● **EXERCISE DETAILS**
In the material below, identify each line bearing the word "triangle". Reproduce those lines.

● **RECORDS FOR THE EXERCISE**
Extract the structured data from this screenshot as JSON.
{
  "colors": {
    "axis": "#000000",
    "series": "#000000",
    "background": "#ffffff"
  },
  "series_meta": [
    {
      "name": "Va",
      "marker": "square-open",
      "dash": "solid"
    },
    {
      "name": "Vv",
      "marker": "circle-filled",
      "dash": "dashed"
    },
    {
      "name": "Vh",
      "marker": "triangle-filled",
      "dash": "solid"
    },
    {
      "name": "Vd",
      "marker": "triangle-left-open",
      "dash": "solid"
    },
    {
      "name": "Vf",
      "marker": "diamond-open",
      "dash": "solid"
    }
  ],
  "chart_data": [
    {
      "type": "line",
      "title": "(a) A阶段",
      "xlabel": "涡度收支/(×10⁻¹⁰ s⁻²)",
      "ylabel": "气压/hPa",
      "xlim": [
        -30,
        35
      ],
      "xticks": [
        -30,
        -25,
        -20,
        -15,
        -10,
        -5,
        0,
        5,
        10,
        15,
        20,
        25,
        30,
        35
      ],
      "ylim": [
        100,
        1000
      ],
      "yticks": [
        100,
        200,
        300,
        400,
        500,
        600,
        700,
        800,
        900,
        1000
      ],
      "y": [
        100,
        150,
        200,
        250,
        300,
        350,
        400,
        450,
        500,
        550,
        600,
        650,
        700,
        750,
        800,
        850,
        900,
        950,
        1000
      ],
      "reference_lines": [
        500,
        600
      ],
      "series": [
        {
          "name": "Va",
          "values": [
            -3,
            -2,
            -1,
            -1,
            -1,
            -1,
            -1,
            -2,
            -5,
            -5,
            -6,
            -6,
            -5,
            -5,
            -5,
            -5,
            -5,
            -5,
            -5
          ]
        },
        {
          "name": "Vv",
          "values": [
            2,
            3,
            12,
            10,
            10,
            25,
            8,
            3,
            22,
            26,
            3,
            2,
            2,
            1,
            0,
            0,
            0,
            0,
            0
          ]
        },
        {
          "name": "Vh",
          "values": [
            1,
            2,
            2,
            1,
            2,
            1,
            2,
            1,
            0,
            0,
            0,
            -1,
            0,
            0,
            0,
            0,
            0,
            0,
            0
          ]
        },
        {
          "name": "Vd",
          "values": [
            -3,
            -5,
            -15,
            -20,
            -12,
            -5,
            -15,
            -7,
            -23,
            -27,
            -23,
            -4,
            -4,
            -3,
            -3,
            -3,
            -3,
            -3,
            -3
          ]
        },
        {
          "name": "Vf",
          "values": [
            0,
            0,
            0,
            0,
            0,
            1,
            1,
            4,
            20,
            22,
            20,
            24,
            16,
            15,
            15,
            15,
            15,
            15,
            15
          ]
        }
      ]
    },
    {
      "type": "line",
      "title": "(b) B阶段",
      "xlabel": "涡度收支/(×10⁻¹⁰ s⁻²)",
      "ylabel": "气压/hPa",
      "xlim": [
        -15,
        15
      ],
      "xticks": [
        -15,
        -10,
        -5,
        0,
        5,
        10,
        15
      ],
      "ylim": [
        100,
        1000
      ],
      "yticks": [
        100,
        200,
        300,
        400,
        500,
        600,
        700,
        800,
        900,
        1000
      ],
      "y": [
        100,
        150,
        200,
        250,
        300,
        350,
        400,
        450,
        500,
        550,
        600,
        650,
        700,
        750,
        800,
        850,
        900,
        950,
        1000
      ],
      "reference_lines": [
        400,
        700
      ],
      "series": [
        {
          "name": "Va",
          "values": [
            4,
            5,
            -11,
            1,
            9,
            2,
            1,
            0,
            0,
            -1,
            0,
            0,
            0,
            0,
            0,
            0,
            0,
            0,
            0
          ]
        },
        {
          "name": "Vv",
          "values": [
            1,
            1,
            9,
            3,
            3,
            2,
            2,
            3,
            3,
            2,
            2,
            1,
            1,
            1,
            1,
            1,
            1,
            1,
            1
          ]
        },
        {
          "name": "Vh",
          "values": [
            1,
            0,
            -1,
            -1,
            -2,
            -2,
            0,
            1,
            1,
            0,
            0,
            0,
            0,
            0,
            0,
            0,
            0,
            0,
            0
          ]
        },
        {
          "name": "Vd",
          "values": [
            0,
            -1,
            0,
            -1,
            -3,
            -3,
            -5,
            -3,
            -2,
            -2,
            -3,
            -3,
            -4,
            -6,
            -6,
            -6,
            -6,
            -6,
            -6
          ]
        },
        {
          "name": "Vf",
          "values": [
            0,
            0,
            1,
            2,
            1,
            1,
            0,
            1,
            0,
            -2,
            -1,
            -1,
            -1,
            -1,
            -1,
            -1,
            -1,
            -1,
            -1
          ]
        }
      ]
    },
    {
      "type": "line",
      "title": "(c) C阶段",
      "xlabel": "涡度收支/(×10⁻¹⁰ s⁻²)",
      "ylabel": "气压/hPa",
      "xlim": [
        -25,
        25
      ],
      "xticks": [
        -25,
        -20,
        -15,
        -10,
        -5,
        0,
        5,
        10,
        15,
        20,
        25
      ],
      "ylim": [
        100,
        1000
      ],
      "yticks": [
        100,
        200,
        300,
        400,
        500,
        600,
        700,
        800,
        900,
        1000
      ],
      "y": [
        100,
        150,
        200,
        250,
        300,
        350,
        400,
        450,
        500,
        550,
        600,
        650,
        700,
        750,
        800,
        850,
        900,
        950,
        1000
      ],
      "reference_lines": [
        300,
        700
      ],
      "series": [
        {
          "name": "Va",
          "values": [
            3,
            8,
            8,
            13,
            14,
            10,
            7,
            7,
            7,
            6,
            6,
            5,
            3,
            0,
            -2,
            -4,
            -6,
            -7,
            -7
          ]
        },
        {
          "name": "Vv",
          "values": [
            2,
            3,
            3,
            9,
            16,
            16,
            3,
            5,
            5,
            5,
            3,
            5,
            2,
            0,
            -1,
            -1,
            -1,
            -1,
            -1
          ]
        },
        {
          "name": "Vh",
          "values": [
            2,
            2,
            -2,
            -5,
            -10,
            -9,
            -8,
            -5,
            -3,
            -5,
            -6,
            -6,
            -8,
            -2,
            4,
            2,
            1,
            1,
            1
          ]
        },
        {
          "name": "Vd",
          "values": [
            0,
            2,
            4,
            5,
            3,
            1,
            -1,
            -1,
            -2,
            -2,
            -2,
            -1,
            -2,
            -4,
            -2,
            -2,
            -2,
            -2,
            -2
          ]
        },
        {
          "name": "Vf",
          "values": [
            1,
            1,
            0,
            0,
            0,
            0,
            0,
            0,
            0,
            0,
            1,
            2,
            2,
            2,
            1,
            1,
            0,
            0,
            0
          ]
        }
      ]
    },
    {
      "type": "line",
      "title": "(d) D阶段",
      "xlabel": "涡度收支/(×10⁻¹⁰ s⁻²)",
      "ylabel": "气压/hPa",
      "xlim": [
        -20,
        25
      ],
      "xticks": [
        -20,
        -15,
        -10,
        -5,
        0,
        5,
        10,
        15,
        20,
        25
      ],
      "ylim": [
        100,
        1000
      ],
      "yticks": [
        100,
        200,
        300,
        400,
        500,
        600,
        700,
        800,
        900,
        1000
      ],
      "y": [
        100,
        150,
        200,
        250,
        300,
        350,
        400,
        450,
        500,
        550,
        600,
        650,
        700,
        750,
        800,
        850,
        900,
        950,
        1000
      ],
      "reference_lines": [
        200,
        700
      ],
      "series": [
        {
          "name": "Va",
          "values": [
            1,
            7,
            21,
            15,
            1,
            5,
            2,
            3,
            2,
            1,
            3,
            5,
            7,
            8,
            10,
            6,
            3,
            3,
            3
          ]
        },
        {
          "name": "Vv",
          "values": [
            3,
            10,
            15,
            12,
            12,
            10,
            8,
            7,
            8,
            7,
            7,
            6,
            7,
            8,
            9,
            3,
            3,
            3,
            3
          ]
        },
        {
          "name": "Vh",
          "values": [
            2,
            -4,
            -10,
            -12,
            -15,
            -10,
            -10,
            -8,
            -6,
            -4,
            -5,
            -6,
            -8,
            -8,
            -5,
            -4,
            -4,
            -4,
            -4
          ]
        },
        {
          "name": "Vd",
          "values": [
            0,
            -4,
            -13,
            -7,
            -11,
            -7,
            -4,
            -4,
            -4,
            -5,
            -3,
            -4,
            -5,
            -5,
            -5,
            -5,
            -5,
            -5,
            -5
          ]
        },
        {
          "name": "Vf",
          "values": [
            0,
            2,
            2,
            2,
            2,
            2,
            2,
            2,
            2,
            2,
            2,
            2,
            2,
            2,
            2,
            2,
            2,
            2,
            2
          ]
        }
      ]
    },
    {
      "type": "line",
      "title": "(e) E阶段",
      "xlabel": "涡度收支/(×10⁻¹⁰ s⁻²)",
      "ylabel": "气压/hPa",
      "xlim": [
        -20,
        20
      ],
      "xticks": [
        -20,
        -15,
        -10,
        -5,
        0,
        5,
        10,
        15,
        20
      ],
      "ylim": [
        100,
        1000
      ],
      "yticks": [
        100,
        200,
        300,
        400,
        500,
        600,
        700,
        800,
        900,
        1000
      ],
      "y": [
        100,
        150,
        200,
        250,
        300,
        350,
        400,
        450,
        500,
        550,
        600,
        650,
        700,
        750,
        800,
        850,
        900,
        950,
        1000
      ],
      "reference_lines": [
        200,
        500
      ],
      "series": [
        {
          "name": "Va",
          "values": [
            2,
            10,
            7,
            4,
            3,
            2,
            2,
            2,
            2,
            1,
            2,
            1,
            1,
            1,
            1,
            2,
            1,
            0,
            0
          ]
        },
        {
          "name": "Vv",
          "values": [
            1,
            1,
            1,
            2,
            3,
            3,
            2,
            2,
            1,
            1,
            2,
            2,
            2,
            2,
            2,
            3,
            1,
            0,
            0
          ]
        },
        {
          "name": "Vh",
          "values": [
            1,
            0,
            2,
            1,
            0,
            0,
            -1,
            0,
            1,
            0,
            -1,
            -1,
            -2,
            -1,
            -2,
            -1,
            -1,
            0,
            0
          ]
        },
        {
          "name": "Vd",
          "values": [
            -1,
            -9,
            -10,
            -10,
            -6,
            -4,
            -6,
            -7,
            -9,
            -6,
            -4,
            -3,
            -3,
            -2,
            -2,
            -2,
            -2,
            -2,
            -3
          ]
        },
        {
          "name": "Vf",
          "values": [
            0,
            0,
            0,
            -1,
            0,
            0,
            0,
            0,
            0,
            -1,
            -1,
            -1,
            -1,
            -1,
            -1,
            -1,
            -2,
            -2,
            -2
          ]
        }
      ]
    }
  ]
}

● **ANSWER TO THIS PROBLEM**
      "marker": "triangle-filled",
      "marker": "triangle-left-open",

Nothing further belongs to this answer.